_Given problem_:
Select lines where the word "acting" appears.

_Stored records_:
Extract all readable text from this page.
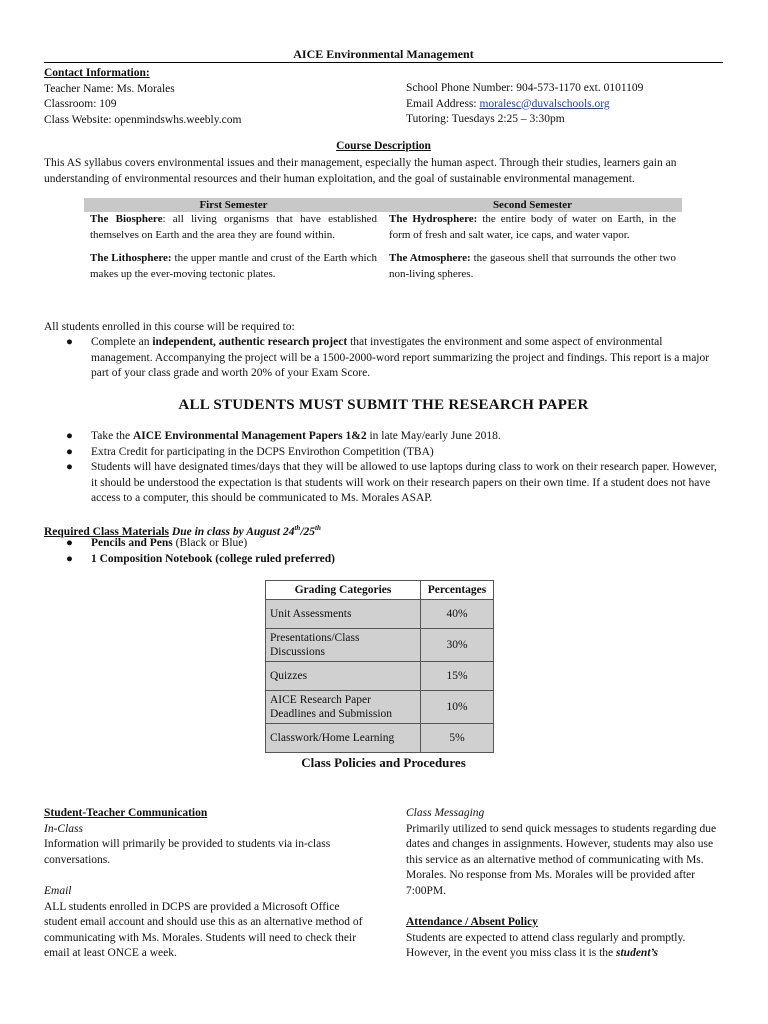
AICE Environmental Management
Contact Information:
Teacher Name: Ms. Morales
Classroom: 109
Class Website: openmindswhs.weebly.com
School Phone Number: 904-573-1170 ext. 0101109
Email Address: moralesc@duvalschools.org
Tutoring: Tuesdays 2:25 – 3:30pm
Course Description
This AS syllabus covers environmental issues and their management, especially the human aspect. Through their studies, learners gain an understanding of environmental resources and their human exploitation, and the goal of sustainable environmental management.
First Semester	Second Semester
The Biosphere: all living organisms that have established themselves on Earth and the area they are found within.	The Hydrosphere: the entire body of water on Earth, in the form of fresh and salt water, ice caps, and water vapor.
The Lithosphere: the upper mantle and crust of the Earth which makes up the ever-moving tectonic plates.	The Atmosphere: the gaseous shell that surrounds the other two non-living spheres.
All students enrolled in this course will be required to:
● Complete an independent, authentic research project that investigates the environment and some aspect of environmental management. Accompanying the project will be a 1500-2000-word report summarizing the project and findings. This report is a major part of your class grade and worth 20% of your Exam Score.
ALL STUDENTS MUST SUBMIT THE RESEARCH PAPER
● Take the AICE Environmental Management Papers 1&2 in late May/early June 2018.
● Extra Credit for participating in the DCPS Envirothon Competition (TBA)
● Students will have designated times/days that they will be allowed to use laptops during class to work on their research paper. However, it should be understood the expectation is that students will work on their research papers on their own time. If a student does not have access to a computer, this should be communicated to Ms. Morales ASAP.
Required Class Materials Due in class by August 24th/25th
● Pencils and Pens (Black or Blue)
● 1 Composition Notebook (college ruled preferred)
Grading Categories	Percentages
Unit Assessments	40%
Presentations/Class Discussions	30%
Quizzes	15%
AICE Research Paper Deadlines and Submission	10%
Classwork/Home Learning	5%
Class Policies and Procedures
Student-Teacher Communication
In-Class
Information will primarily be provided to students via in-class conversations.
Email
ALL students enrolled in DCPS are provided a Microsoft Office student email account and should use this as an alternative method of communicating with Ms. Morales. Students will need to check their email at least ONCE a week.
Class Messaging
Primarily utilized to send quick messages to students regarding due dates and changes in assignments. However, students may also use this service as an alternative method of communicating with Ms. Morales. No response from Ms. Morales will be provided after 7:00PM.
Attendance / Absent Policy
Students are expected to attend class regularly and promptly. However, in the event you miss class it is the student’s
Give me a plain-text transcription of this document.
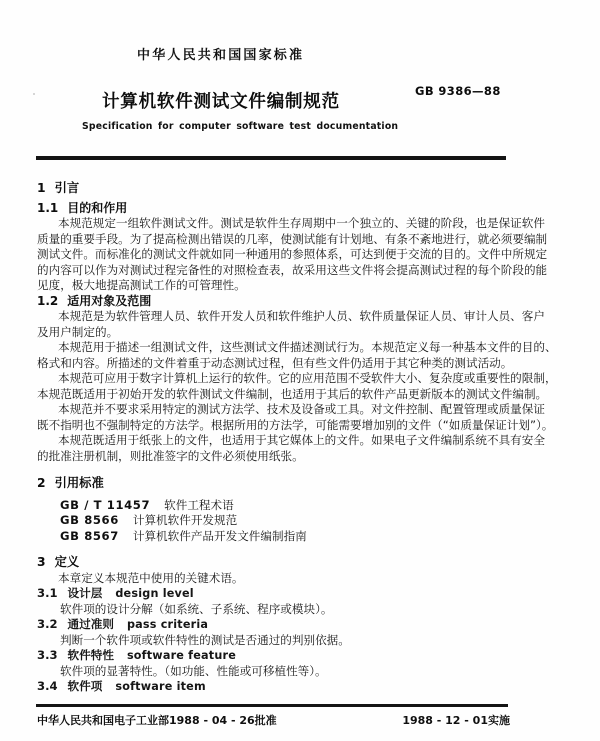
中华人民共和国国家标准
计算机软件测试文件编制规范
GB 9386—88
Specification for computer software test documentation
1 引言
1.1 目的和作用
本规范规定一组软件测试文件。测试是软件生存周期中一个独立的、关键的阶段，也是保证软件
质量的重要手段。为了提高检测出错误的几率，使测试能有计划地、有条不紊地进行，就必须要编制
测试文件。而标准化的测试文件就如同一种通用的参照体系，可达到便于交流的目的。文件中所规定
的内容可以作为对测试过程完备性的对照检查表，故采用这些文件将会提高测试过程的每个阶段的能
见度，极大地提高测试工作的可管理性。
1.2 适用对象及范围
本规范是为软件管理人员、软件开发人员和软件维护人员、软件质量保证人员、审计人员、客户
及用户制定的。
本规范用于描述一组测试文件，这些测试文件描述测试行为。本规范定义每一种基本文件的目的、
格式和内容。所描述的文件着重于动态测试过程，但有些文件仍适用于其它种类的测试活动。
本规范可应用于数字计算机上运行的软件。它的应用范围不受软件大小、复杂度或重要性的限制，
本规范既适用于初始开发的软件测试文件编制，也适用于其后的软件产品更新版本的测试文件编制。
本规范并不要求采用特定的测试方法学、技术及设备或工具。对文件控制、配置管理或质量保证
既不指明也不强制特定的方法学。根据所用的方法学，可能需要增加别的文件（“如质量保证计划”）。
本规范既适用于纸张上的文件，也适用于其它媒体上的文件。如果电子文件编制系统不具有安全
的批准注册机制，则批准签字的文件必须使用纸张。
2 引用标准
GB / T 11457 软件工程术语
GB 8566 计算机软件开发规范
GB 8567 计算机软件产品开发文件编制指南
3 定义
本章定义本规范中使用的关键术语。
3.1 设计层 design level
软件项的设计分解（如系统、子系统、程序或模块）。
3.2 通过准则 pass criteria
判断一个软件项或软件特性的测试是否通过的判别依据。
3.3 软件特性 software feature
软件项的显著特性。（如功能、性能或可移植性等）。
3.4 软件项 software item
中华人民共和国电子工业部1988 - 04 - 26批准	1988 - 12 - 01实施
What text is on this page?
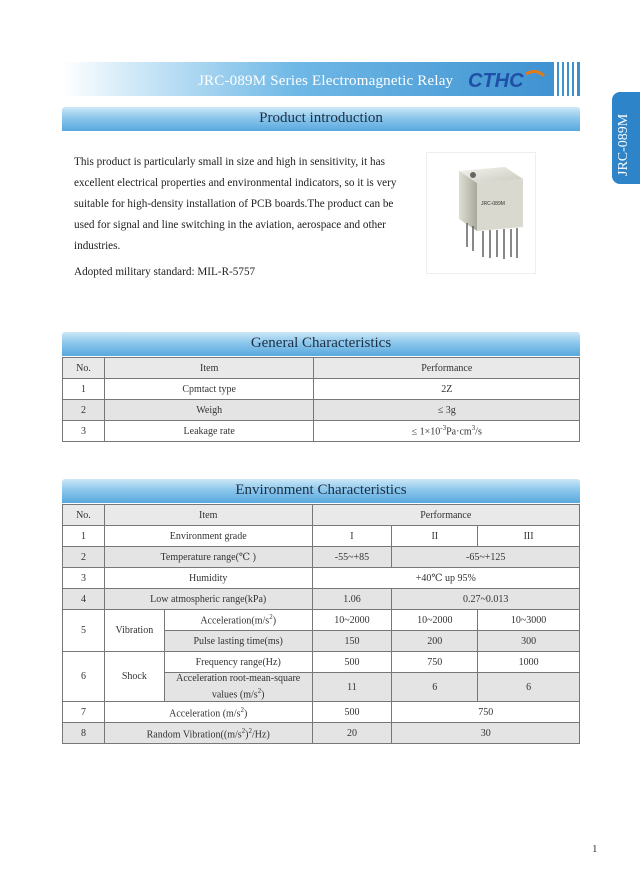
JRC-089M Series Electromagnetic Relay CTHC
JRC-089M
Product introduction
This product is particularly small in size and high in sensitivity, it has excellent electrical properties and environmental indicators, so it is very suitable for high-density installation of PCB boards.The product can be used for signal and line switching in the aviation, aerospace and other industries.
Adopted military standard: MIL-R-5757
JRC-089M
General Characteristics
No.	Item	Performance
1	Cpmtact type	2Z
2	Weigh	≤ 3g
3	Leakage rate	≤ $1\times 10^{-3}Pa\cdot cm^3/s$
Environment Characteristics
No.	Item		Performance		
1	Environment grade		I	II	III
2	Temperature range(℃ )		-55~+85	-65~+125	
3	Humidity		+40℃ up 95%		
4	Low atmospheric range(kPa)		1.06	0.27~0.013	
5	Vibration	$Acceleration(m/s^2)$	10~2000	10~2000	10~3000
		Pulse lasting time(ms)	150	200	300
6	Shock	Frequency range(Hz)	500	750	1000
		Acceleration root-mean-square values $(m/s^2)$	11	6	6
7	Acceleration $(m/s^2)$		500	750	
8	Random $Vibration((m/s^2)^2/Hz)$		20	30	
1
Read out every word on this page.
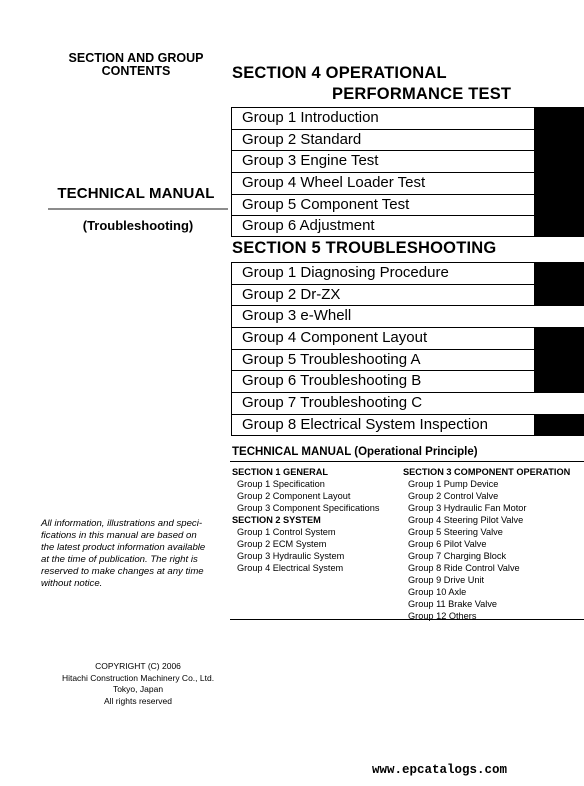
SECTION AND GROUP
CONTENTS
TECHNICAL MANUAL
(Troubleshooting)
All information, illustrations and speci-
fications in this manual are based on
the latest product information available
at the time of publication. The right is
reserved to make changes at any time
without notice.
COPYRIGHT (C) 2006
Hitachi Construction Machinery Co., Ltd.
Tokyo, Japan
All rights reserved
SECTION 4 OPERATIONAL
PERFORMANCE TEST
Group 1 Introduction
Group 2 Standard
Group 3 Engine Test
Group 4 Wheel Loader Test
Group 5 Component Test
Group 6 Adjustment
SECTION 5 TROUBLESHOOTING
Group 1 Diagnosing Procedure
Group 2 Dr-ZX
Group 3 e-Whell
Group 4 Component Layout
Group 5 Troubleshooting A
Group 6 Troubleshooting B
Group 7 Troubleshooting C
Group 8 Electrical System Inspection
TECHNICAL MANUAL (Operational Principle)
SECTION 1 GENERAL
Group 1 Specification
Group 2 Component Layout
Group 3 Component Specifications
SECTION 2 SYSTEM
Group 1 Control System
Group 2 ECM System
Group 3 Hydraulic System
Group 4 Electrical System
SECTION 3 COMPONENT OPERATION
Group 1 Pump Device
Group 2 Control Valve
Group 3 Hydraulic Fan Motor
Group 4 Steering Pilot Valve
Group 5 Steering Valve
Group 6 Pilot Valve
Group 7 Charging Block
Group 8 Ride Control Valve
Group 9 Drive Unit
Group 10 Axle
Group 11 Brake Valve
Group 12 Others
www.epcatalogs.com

...

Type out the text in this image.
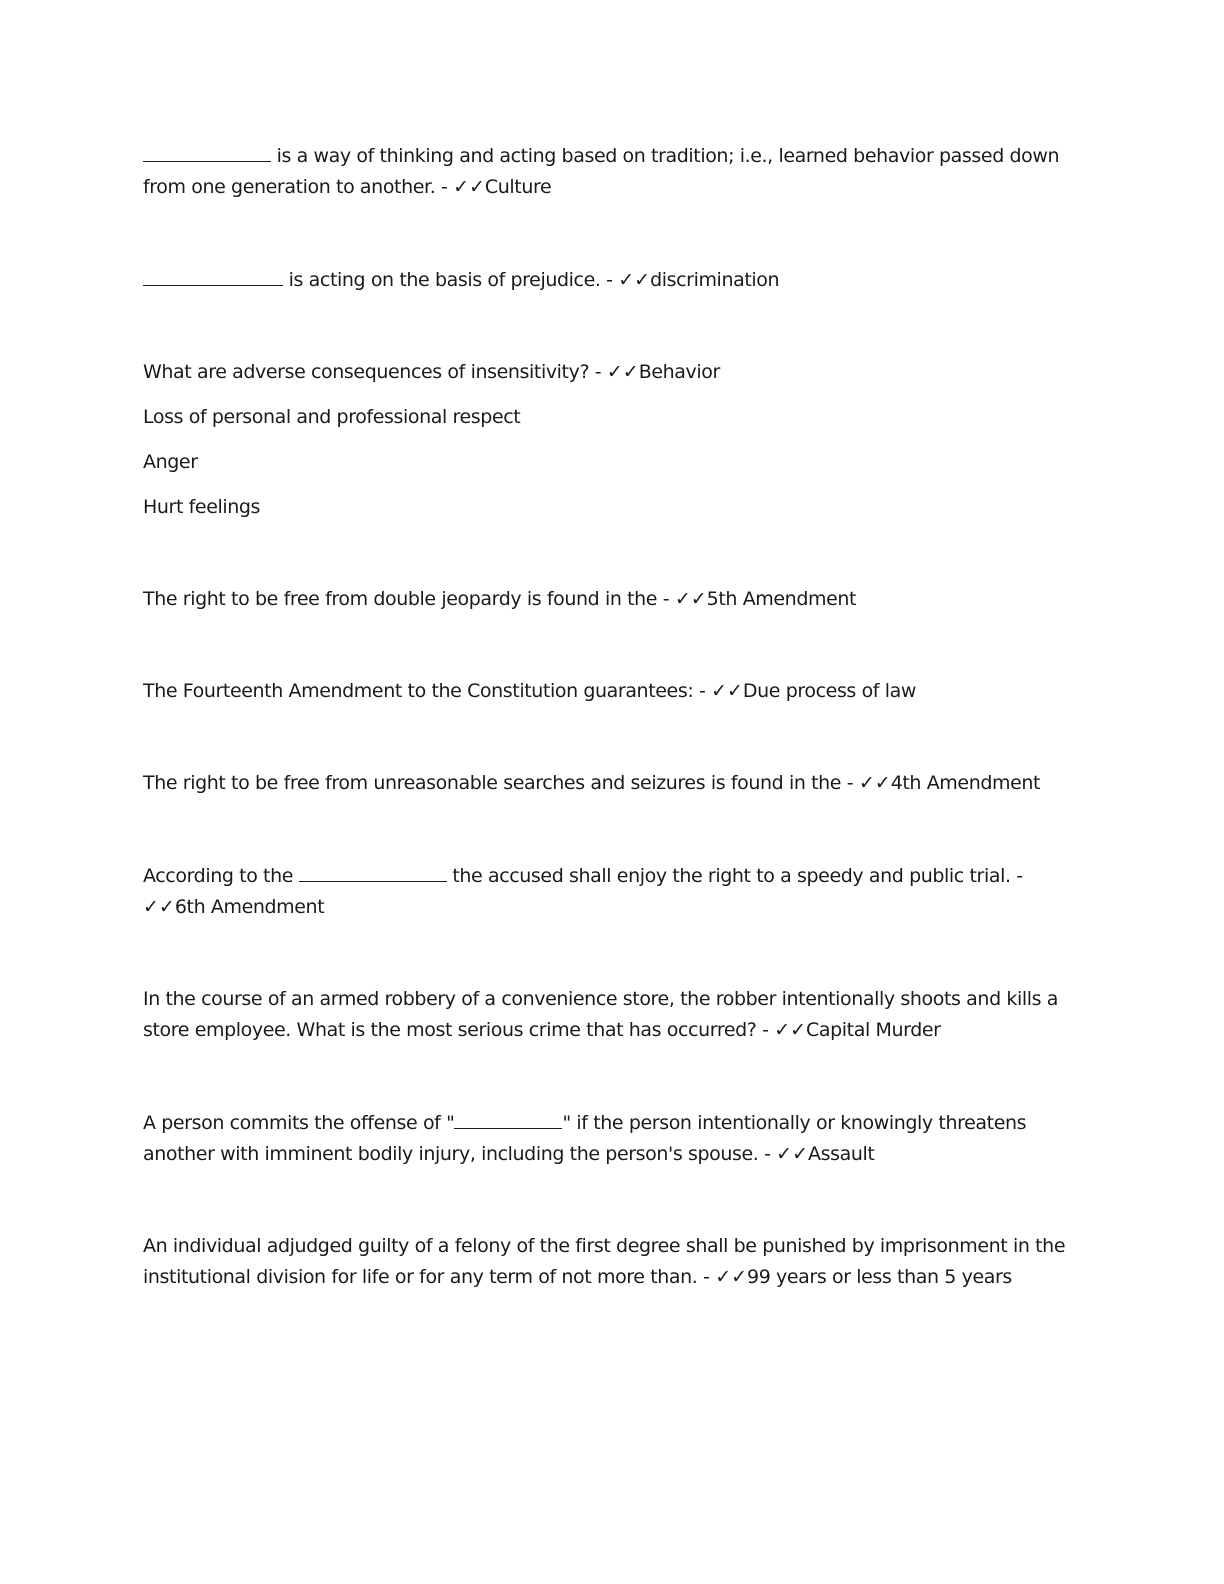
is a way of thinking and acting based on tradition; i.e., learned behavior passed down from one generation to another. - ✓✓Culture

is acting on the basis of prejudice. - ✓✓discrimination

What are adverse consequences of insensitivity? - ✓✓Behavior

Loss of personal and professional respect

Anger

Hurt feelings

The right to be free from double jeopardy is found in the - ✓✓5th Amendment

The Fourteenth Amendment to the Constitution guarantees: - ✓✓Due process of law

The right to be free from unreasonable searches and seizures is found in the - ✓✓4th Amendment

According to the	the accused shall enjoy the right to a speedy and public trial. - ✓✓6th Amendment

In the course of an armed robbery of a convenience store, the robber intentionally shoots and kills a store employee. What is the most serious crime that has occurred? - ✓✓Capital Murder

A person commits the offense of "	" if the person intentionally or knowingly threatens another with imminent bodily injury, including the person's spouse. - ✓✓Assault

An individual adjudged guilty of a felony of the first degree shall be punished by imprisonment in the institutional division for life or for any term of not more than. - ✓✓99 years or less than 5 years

_Completed task_:
is a way of thinking and acting based on tradition; i.e., learned behavior passed down from one generation to another. - ✓✓Culture
is acting on the basis of prejudice. - ✓✓discrimination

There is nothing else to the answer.